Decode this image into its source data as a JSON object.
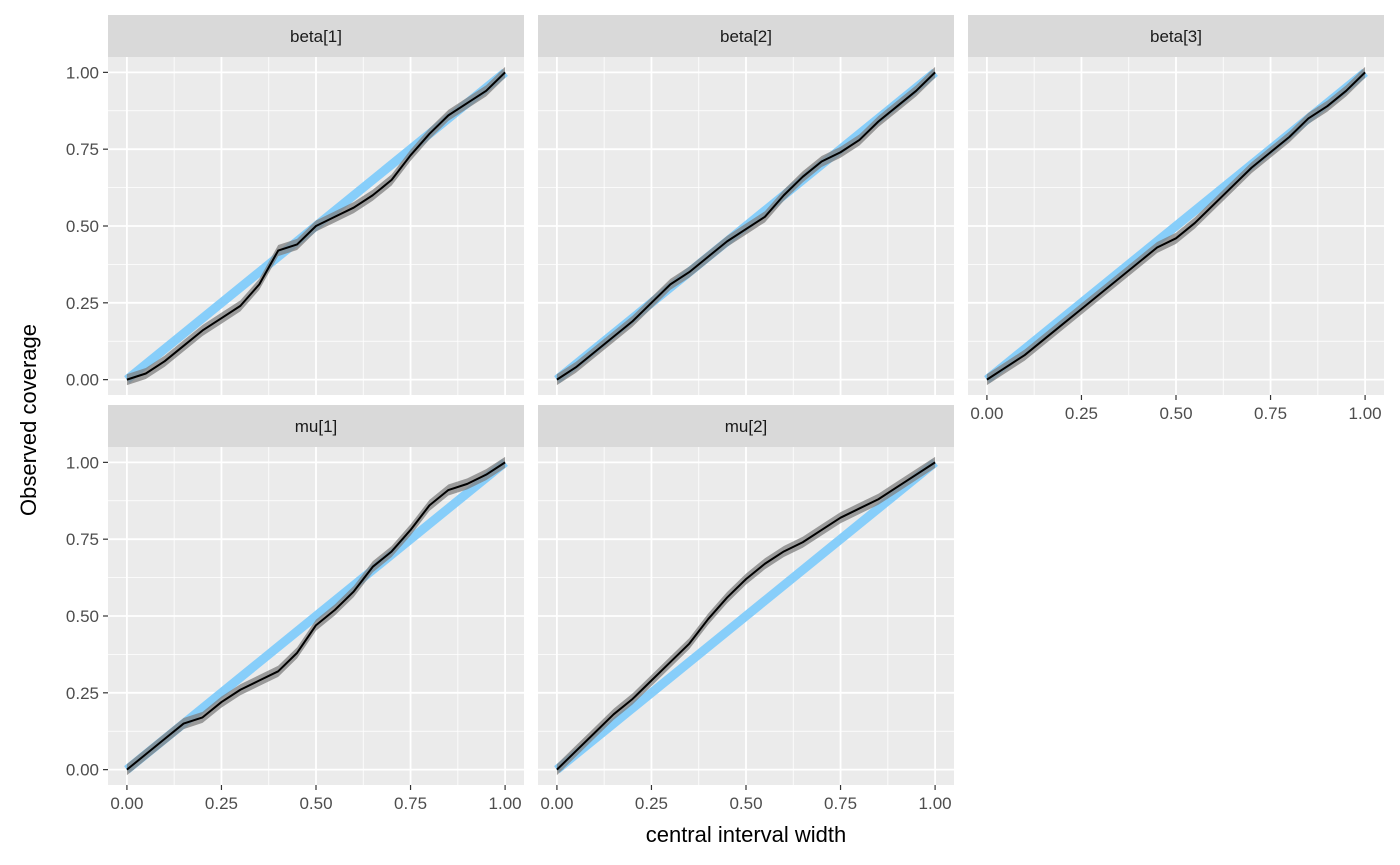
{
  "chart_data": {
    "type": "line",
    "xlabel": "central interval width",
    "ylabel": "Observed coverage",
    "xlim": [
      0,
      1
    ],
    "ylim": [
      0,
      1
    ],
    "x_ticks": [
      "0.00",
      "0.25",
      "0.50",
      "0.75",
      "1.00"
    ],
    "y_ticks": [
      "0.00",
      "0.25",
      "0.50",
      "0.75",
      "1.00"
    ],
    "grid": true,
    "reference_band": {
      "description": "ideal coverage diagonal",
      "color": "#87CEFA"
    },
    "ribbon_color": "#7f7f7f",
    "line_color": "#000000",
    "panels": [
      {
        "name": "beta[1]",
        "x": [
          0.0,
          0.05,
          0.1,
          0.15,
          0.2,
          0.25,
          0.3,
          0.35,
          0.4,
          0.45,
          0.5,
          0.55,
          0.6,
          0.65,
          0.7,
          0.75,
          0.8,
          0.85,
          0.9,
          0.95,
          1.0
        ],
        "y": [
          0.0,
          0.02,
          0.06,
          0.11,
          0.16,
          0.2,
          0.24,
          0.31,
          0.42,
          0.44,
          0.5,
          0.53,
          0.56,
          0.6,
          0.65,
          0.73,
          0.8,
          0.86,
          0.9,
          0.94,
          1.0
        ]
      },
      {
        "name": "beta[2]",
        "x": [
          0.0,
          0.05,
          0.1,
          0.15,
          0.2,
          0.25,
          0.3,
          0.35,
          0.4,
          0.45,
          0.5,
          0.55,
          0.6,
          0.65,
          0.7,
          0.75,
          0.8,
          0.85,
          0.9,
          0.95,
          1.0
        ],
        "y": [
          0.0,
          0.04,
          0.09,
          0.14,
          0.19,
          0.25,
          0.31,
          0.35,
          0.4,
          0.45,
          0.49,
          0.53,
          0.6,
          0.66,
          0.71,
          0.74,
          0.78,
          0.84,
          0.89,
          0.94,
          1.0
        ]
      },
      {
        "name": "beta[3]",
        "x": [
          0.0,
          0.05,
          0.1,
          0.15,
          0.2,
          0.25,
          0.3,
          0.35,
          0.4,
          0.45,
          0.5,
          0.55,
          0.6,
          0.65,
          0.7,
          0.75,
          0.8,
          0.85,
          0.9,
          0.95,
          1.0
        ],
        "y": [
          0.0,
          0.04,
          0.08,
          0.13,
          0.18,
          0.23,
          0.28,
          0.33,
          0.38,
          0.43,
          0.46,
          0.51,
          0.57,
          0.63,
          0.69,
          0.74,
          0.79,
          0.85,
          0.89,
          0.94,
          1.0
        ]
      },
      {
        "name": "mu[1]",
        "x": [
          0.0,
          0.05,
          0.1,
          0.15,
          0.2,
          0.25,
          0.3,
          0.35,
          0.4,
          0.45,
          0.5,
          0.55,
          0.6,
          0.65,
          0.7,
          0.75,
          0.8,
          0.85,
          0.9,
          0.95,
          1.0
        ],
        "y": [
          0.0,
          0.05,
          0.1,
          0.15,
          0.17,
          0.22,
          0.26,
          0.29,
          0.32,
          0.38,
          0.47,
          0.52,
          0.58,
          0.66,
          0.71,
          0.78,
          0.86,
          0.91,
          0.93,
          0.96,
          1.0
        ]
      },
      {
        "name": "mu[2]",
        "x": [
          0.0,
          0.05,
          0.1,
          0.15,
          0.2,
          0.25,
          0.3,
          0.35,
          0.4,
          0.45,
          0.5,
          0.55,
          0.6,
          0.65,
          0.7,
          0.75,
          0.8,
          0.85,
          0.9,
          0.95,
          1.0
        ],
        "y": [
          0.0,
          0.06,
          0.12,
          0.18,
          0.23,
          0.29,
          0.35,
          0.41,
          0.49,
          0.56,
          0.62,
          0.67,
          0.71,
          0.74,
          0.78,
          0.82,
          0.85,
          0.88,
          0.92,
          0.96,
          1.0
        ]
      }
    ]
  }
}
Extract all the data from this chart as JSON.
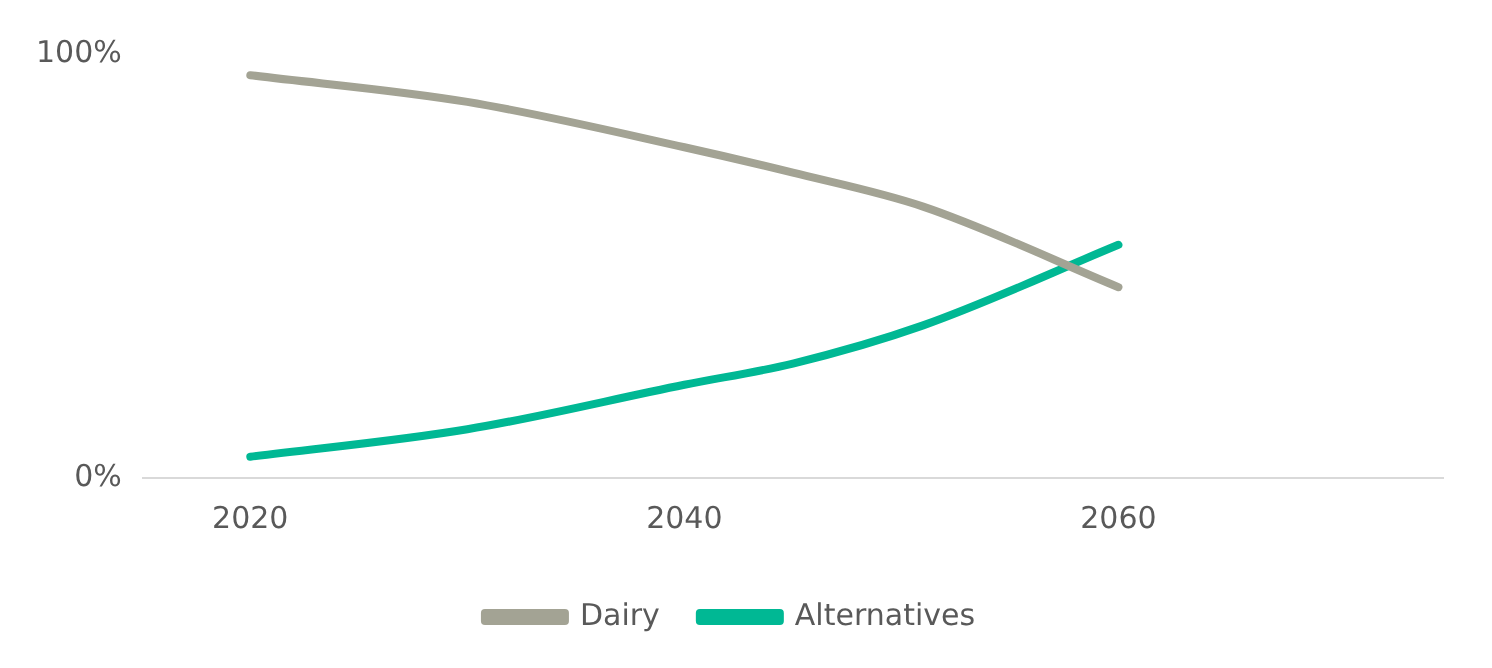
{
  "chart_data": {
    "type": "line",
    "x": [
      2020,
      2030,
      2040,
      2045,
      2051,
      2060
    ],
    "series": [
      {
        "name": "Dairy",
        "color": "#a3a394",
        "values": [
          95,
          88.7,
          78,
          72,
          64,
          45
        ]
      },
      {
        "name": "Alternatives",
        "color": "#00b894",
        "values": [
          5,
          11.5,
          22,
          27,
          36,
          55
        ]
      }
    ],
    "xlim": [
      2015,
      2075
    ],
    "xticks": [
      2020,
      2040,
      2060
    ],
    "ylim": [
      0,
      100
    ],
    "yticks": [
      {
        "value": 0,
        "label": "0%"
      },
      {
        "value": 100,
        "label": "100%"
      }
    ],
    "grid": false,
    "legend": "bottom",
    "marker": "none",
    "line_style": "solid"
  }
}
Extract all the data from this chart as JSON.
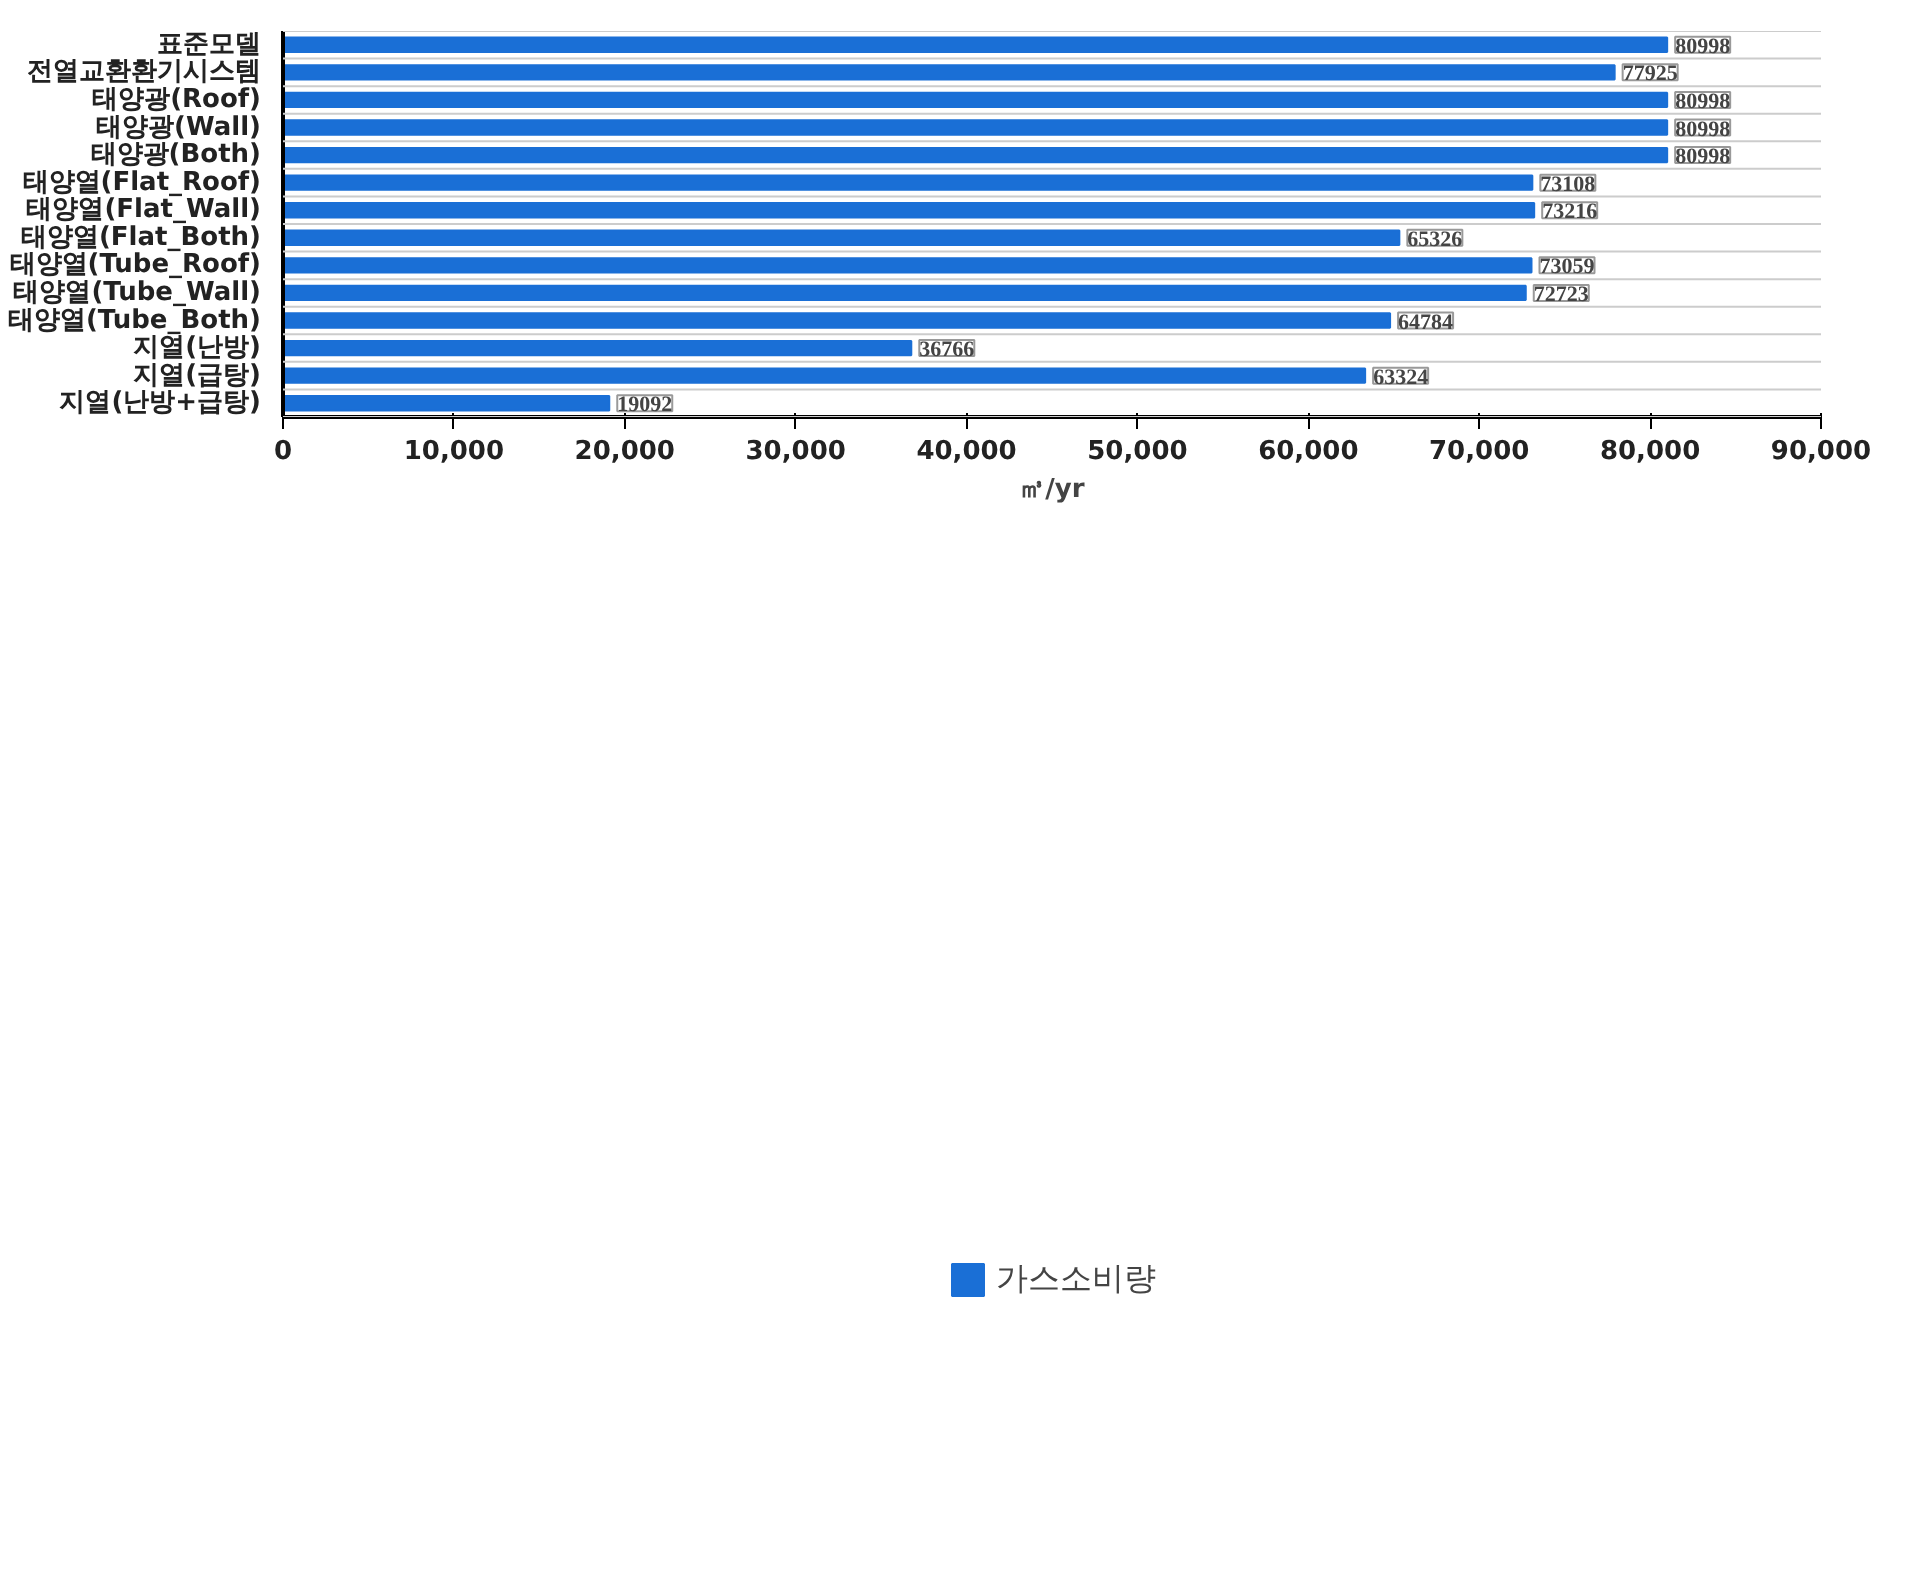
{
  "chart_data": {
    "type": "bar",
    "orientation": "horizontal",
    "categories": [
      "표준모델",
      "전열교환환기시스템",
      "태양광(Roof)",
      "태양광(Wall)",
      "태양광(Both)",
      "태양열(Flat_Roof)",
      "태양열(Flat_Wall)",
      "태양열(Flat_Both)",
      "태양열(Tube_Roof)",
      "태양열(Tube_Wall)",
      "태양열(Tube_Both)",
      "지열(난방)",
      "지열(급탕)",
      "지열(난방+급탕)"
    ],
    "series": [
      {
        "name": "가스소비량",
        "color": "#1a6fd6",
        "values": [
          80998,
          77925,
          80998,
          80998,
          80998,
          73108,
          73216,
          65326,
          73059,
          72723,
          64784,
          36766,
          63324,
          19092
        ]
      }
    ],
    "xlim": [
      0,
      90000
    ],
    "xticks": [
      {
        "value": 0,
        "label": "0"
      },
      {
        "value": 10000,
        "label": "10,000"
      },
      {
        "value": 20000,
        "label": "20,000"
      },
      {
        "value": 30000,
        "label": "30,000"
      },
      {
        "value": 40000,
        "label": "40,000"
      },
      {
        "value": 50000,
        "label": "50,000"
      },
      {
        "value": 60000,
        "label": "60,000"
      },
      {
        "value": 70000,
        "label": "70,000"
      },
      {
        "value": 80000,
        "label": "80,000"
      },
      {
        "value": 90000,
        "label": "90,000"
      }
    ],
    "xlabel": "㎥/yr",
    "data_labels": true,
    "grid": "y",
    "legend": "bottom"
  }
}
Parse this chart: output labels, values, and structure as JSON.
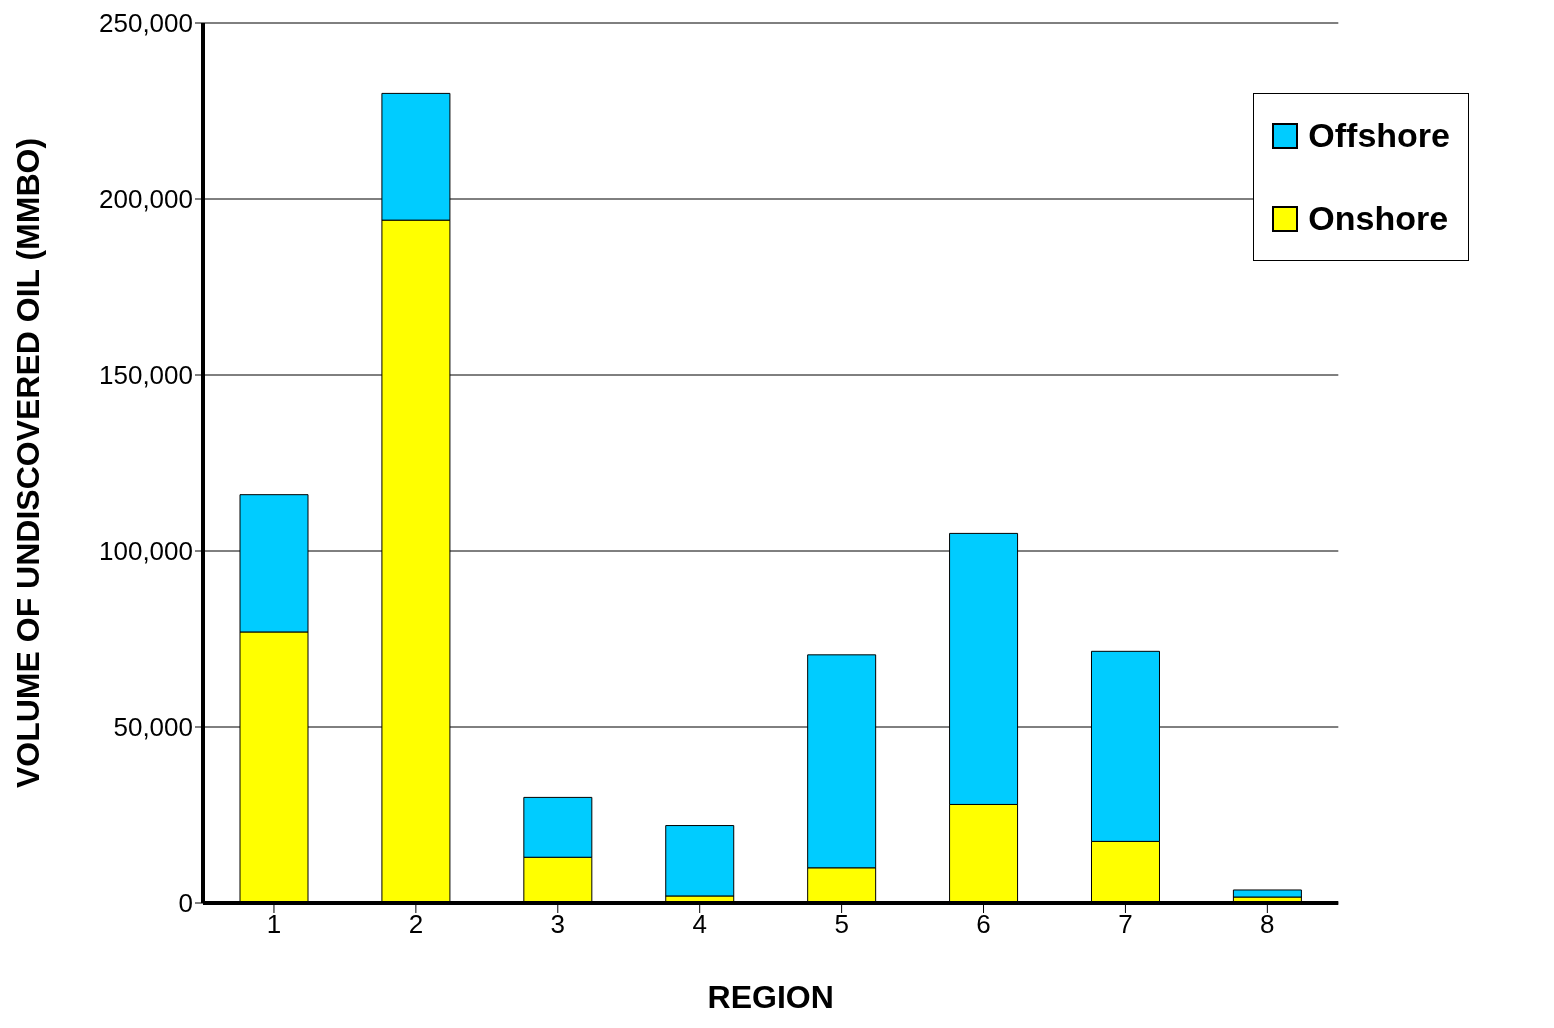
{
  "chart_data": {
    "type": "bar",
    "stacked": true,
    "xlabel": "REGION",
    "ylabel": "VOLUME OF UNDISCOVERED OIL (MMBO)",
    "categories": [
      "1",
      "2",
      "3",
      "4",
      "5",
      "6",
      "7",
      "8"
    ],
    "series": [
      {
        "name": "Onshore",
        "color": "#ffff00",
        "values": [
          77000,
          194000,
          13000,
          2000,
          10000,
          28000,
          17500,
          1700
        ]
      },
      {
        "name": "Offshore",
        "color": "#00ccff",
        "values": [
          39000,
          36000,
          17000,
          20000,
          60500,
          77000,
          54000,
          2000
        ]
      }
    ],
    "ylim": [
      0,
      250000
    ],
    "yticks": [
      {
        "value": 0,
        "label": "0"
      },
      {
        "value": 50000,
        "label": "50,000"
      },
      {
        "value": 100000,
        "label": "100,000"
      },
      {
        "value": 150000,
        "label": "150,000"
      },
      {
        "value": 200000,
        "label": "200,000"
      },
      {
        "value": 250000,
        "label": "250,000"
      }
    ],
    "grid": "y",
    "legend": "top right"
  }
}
◆ ◆ ◆
From the entries above, copy out every line where the string "coverage" appears.

    "ylabel": "Observed coverage",
      "description": "ideal coverage diagonal",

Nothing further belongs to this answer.